* BEGIN *
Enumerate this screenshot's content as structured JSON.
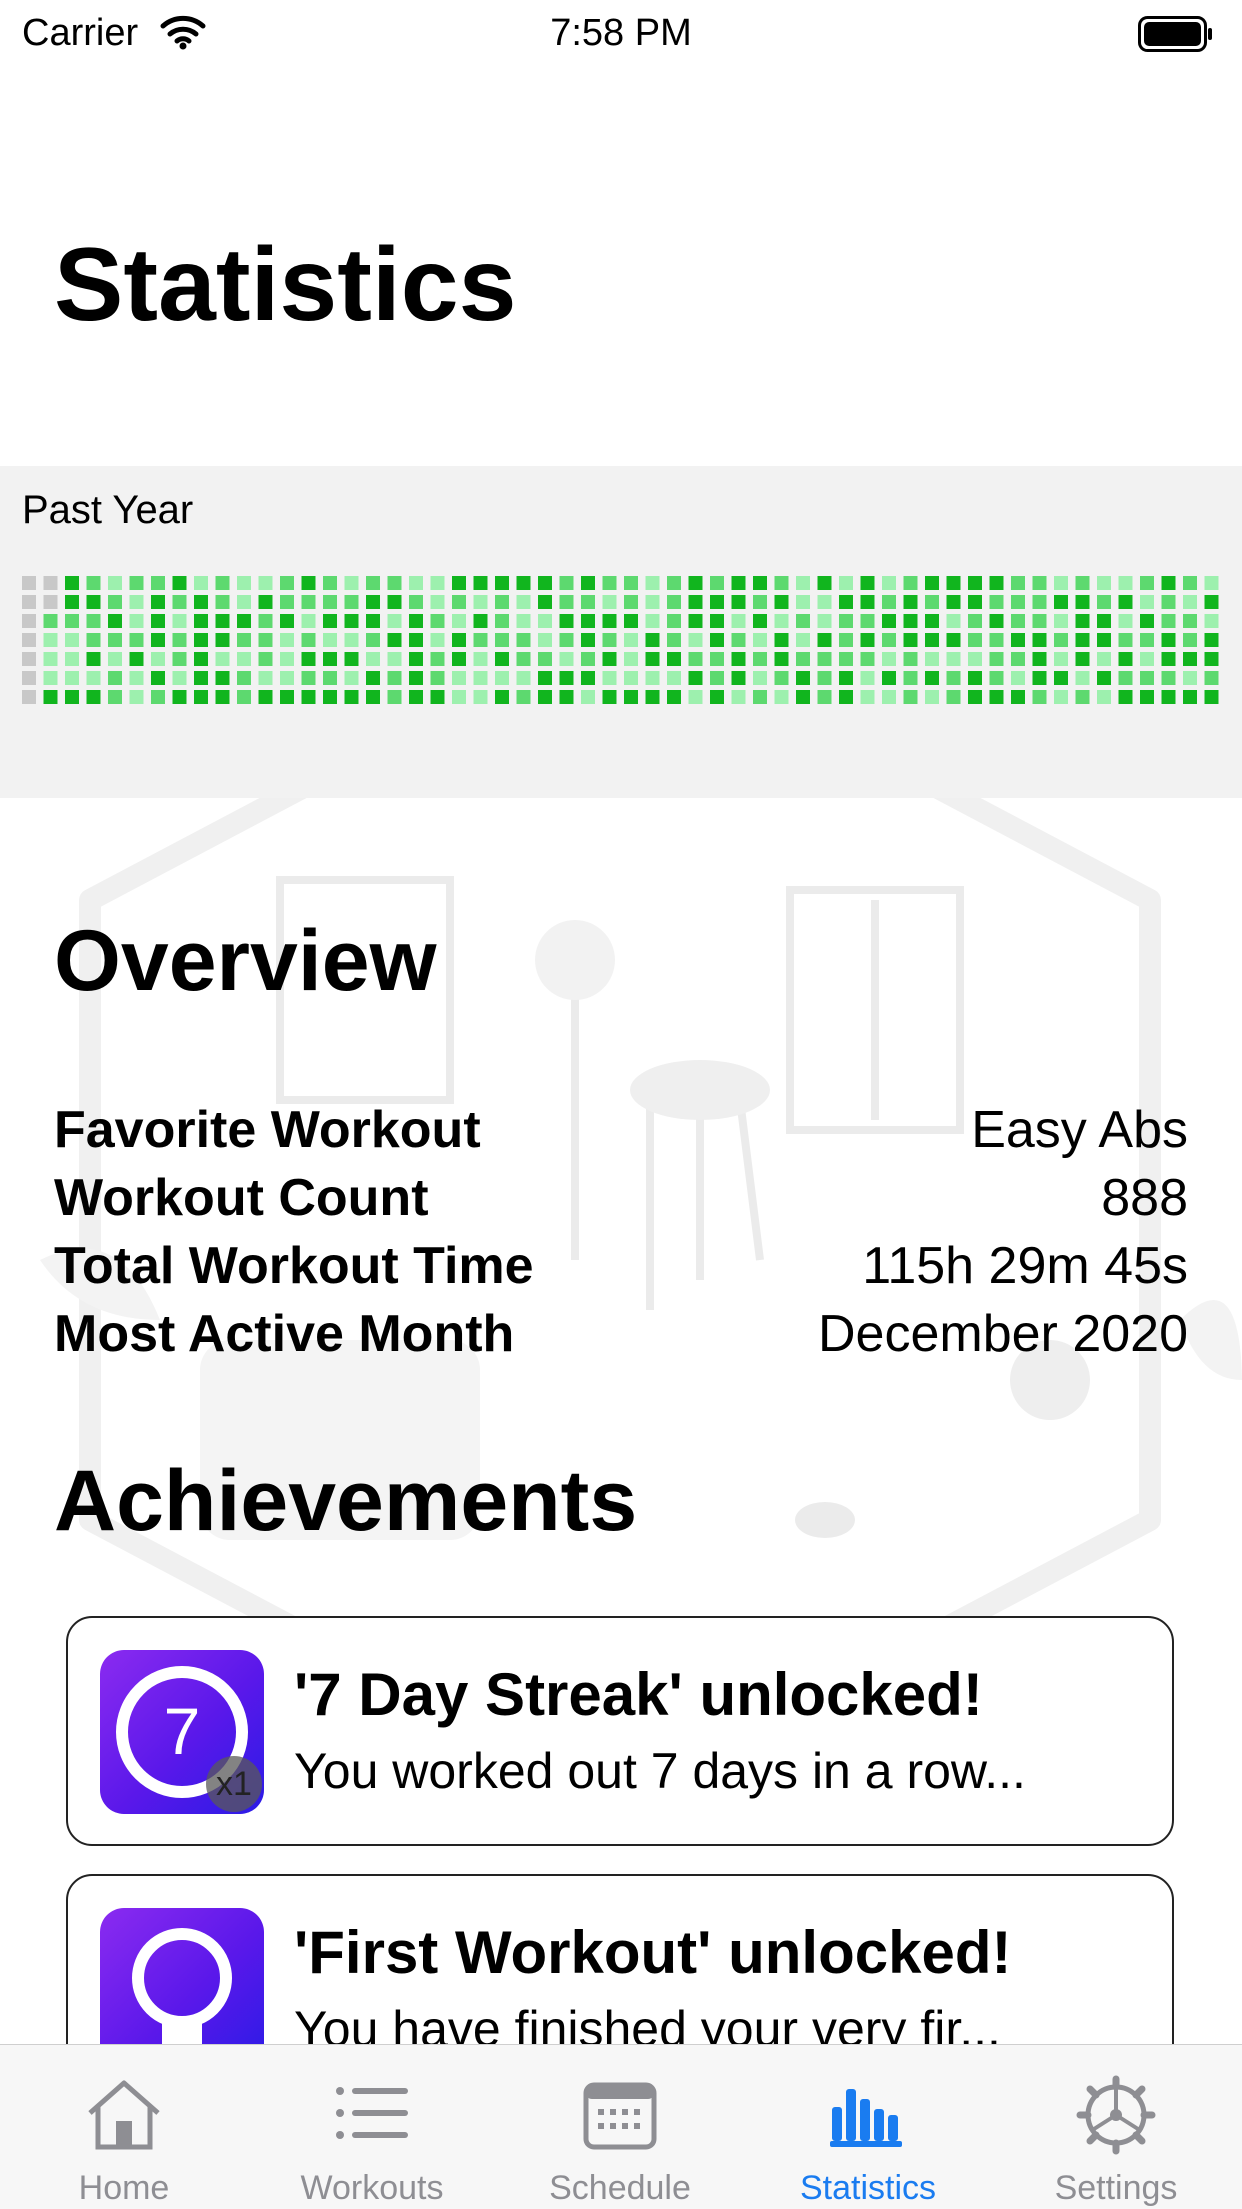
{
  "status_bar": {
    "carrier": "Carrier",
    "time": "7:58 PM"
  },
  "page_title": "Statistics",
  "past_year": {
    "label": "Past Year",
    "colors": {
      "empty": "#c8c8c8",
      "light": "#9df0ae",
      "medium": "#5dd96f",
      "dark": "#11b51e"
    },
    "levels": [
      "0032122312112321221133333232212323321313123333221211232133223223",
      "0033213232132222332121213221212333231133232332223323121323222333",
      "0222313133323133313213211333312331312122333123221331322132223112",
      "0112223233221211233132221232132132131323233322332332232331121331",
      "0113131231121333113231322123133223232222121112231313133333213112",
      "0111213133211221323211113331111323123231323232133132221233232332",
      "0333212333233333323311323313333131213231121233321213333311231133"
    ]
  },
  "overview": {
    "title": "Overview",
    "rows": [
      {
        "label": "Favorite Workout",
        "value": "Easy Abs"
      },
      {
        "label": "Workout Count",
        "value": "888"
      },
      {
        "label": "Total Workout Time",
        "value": "115h 29m 45s"
      },
      {
        "label": "Most Active Month",
        "value": "December 2020"
      }
    ]
  },
  "achievements": {
    "title": "Achievements",
    "items": [
      {
        "title": "'7 Day Streak' unlocked!",
        "description": "You worked out 7 days in a row...",
        "icon": "seven-day-streak-icon",
        "badge_number": "7",
        "count_badge": "x1"
      },
      {
        "title": "'First Workout' unlocked!",
        "description": "You have finished your very fir...",
        "icon": "award-ribbon-icon"
      }
    ]
  },
  "tabs": [
    {
      "label": "Home",
      "icon": "house-icon",
      "active": false
    },
    {
      "label": "Workouts",
      "icon": "list-icon",
      "active": false
    },
    {
      "label": "Schedule",
      "icon": "calendar-icon",
      "active": false
    },
    {
      "label": "Statistics",
      "icon": "bar-chart-icon",
      "active": true
    },
    {
      "label": "Settings",
      "icon": "gear-icon",
      "active": false
    }
  ],
  "colors": {
    "accent": "#1a7cf0",
    "tab_inactive": "#8e8e93",
    "achievement_icon": "#6a1ff0"
  }
}
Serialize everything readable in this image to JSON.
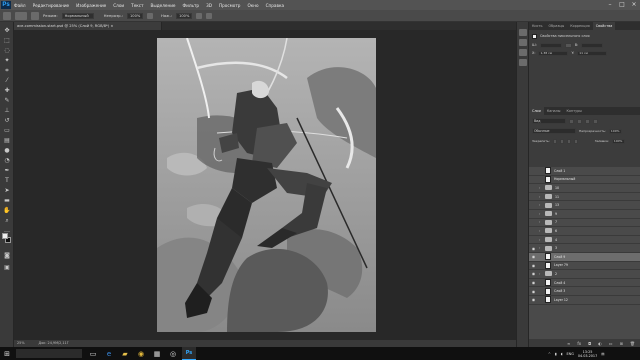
* END *
### What you need to do
Leave out all images, then reproduce the entries above exactly.

### Solution to this problem
Enumerate this screenshot's content as structured JSON.
{
  "status_bar": {
    "carrier": "Carrier",
    "time": "7:58 PM"
  },
  "page_title": "Statistics",
  "past_year": {
    "label": "Past Year",
    "colors": {
      "empty": "#c8c8c8",
      "light": "#9df0ae",
      "medium": "#5dd96f",
      "dark": "#11b51e"
    },
    "levels": [
      "0032122312112321221133333232212323321313123333221211232133223223",
      "0033213232132222332121213221212333231133232332223323121323222333",
      "0222313133323133313213211333312331312122333123221331322132223112",
      "0112223233221211233132221232132132131323233322332332232331121331",
      "0113131231121333113231322123133223232222121112231313133333213112",
      "0111213133211221323211113331111323123231323232133132221233232332",
      "0333212333233333323311323313333131213231121233321213333311231133"
    ]
  },
  "overview": {
    "title": "Overview",
    "rows": [
      {
        "label": "Favorite Workout",
        "value": "Easy Abs"
      },
      {
        "label": "Workout Count",
        "value": "888"
      },
      {
        "label": "Total Workout Time",
        "value": "115h 29m 45s"
      },
      {
        "label": "Most Active Month",
        "value": "December 2020"
      }
    ]
  },
  "achievements": {
    "title": "Achievements",
    "items": [
      {
        "title": "'7 Day Streak' unlocked!",
        "description": "You worked out 7 days in a row...",
        "icon": "seven-day-streak-icon",
        "badge_number": "7",
        "count_badge": "x1"
      },
      {
        "title": "'First Workout' unlocked!",
        "description": "You have finished your very fir...",
        "icon": "award-ribbon-icon"
      }
    ]
  },
  "tabs": [
    {
      "label": "Home",
      "icon": "house-icon",
      "active": false
    },
    {
      "label": "Workouts",
      "icon": "list-icon",
      "active": false
    },
    {
      "label": "Schedule",
      "icon": "calendar-icon",
      "active": false
    },
    {
      "label": "Statistics",
      "icon": "bar-chart-icon",
      "active": true
    },
    {
      "label": "Settings",
      "icon": "gear-icon",
      "active": false
    }
  ],
  "colors": {
    "accent": "#1a7cf0",
    "tab_inactive": "#8e8e93",
    "achievement_icon": "#6a1ff0"
  }
}
Serialize everything readable in this image to JSON.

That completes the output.